▶ Problem requirements
Report only the number of lines in this material that include the string "JSON".

Data extracted from a collection:
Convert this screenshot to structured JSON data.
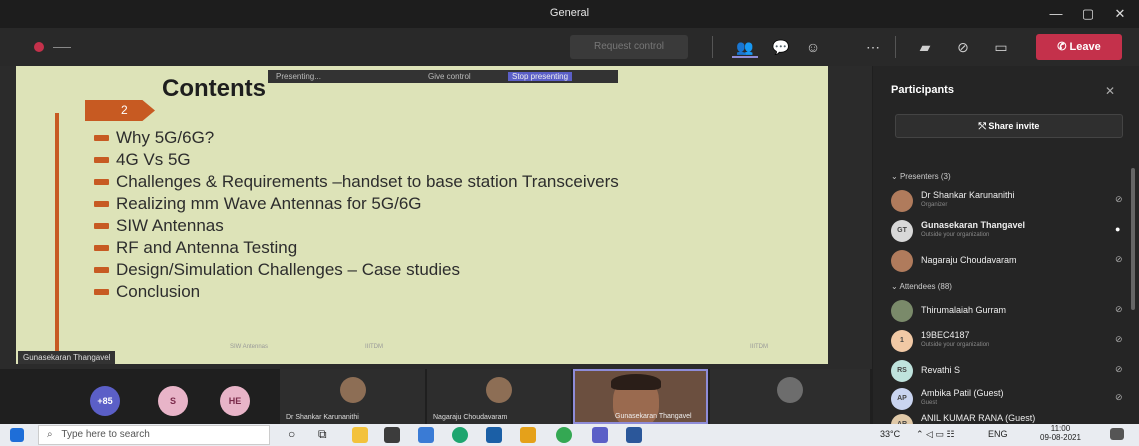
{
  "window": {
    "title": "General",
    "minimize": "—",
    "maximize": "▢",
    "close": "✕"
  },
  "toolbar": {
    "request_control": "Request control",
    "leave_label": "Leave"
  },
  "share_bar": {
    "presenting": "Presenting...",
    "control": "Give control",
    "stop": "Stop presenting"
  },
  "slide": {
    "number": "2",
    "title": "Contents",
    "bullets": [
      "Why 5G/6G?",
      "4G Vs 5G",
      "Challenges & Requirements –handset to base station Transceivers",
      "Realizing mm Wave Antennas for 5G/6G",
      "SIW Antennas",
      "RF and Antenna Testing",
      "Design/Simulation Challenges – Case studies",
      "Conclusion"
    ],
    "footer_left": "SIW Antennas",
    "footer_mid": "IIITDM",
    "footer_right": "IIITDM"
  },
  "presenter_label": "Gunasekaran Thangavel",
  "strip": {
    "count": "+85",
    "avatar1": "S",
    "avatar2": "HE",
    "tile1_name": "Dr Shankar Karunanithi",
    "tile2_name": "Nagaraju Choudavaram",
    "tile3_name": "Gunasekaran Thangavel"
  },
  "panel": {
    "title": "Participants",
    "share_invite": "Share invite",
    "presenters_header": "Presenters (3)",
    "attendees_header": "Attendees (88)",
    "presenters": [
      {
        "initials": "",
        "name": "Dr Shankar Karunanithi",
        "sub": "Organizer"
      },
      {
        "initials": "GT",
        "name": "Gunasekaran Thangavel",
        "sub": "Outside your organization"
      },
      {
        "initials": "",
        "name": "Nagaraju Choudavaram",
        "sub": ""
      }
    ],
    "attendees": [
      {
        "initials": "",
        "name": "Thirumalaiah Gurram",
        "sub": ""
      },
      {
        "initials": "1",
        "name": "19BEC4187",
        "sub": "Outside your organization"
      },
      {
        "initials": "RS",
        "name": "Revathi S",
        "sub": ""
      },
      {
        "initials": "AP",
        "name": "Ambika Patil (Guest)",
        "sub": "Guest"
      },
      {
        "initials": "AR",
        "name": "ANIL KUMAR RANA (Guest)",
        "sub": ""
      }
    ]
  },
  "taskbar": {
    "search_placeholder": "Type here to search",
    "temp": "33°C",
    "lang": "ENG",
    "time": "11:00",
    "date": "09-08-2021"
  }
}
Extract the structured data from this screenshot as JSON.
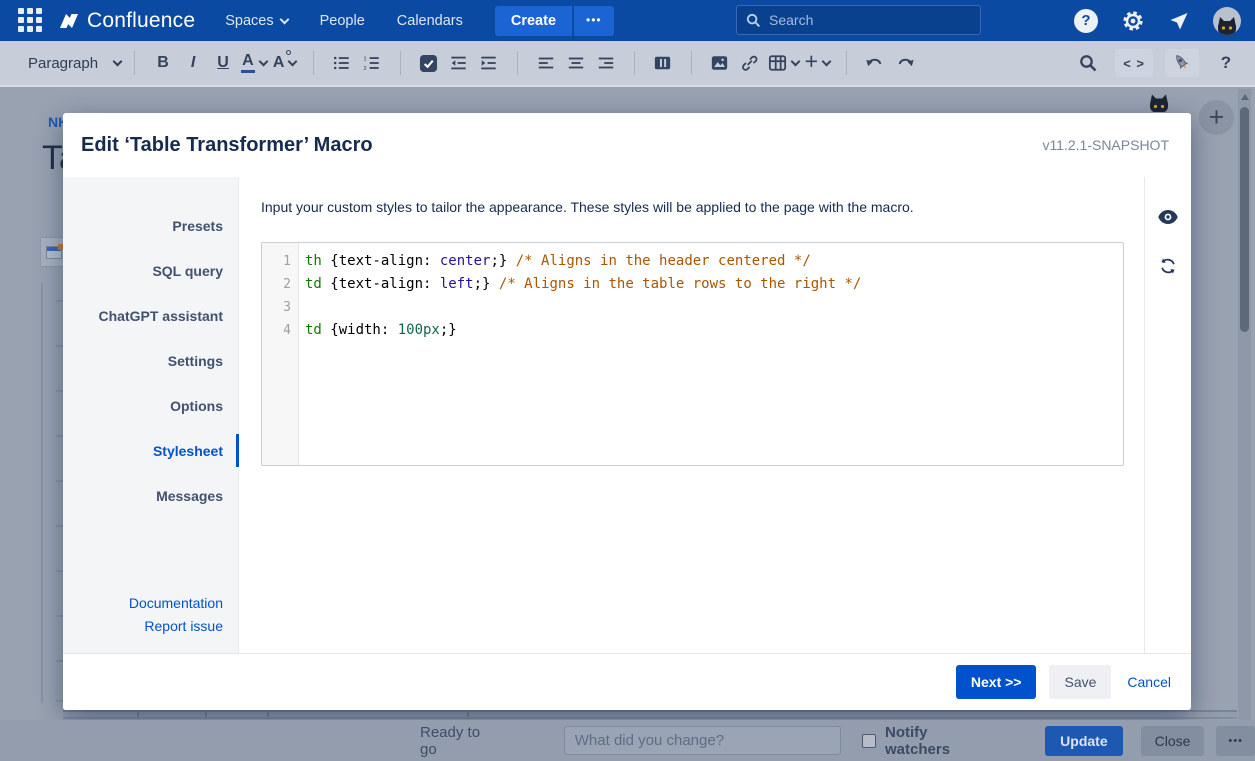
{
  "nav": {
    "brand": "Confluence",
    "menu": [
      {
        "label": "Spaces"
      },
      {
        "label": "People"
      },
      {
        "label": "Calendars"
      }
    ],
    "create_label": "Create",
    "more_label": "•••",
    "search_placeholder": "Search"
  },
  "toolbar": {
    "style_label": "Paragraph",
    "bold": "B",
    "italic": "I",
    "underline": "U",
    "color_letter": "A",
    "format_letter": "A",
    "plus_label": "+",
    "source_label": "< >",
    "help_label": "?"
  },
  "behind": {
    "breadcrumb": "NK",
    "title_fragment": "Ta"
  },
  "dialog": {
    "title": "Edit ‘Table Transformer’ Macro",
    "version": "v11.2.1-SNAPSHOT",
    "sidebar": {
      "items": [
        {
          "label": "Presets",
          "active": false
        },
        {
          "label": "SQL query",
          "active": false
        },
        {
          "label": "ChatGPT assistant",
          "active": false
        },
        {
          "label": "Settings",
          "active": false
        },
        {
          "label": "Options",
          "active": false
        },
        {
          "label": "Stylesheet",
          "active": true
        },
        {
          "label": "Messages",
          "active": false
        }
      ],
      "links": [
        {
          "label": "Documentation"
        },
        {
          "label": "Report issue"
        }
      ]
    },
    "description": "Input your custom styles to tailor the appearance. These styles will be applied to the page with the macro.",
    "editor": {
      "lines": [
        {
          "num": 1,
          "tokens": [
            {
              "t": "tag",
              "v": "th"
            },
            {
              "t": "plain",
              "v": " {text-align: "
            },
            {
              "t": "atom",
              "v": "center"
            },
            {
              "t": "plain",
              "v": ";} "
            },
            {
              "t": "comment",
              "v": "/* Aligns in the header centered */"
            }
          ]
        },
        {
          "num": 2,
          "tokens": [
            {
              "t": "tag",
              "v": "td"
            },
            {
              "t": "plain",
              "v": " {text-align: "
            },
            {
              "t": "atom",
              "v": "left"
            },
            {
              "t": "plain",
              "v": ";} "
            },
            {
              "t": "comment",
              "v": "/* Aligns in the table rows to the right */"
            }
          ]
        },
        {
          "num": 3,
          "tokens": []
        },
        {
          "num": 4,
          "tokens": [
            {
              "t": "tag",
              "v": "td"
            },
            {
              "t": "plain",
              "v": " {width: "
            },
            {
              "t": "number",
              "v": "100px"
            },
            {
              "t": "plain",
              "v": ";}"
            }
          ]
        }
      ]
    },
    "footer": {
      "next_label": "Next >>",
      "save_label": "Save",
      "cancel_label": "Cancel"
    }
  },
  "bottom_bar": {
    "status": "Ready to go",
    "change_placeholder": "What did you change?",
    "notify_label": "Notify watchers",
    "update_label": "Update",
    "close_label": "Close",
    "more_label": "•••"
  },
  "colors": {
    "accent_blue": "#0052cc",
    "nav_blue": "#0b4aa2",
    "code_tag": "#117700",
    "code_atom": "#221199",
    "code_number": "#116644",
    "code_comment": "#aa5500"
  }
}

▶ Answer to this task
2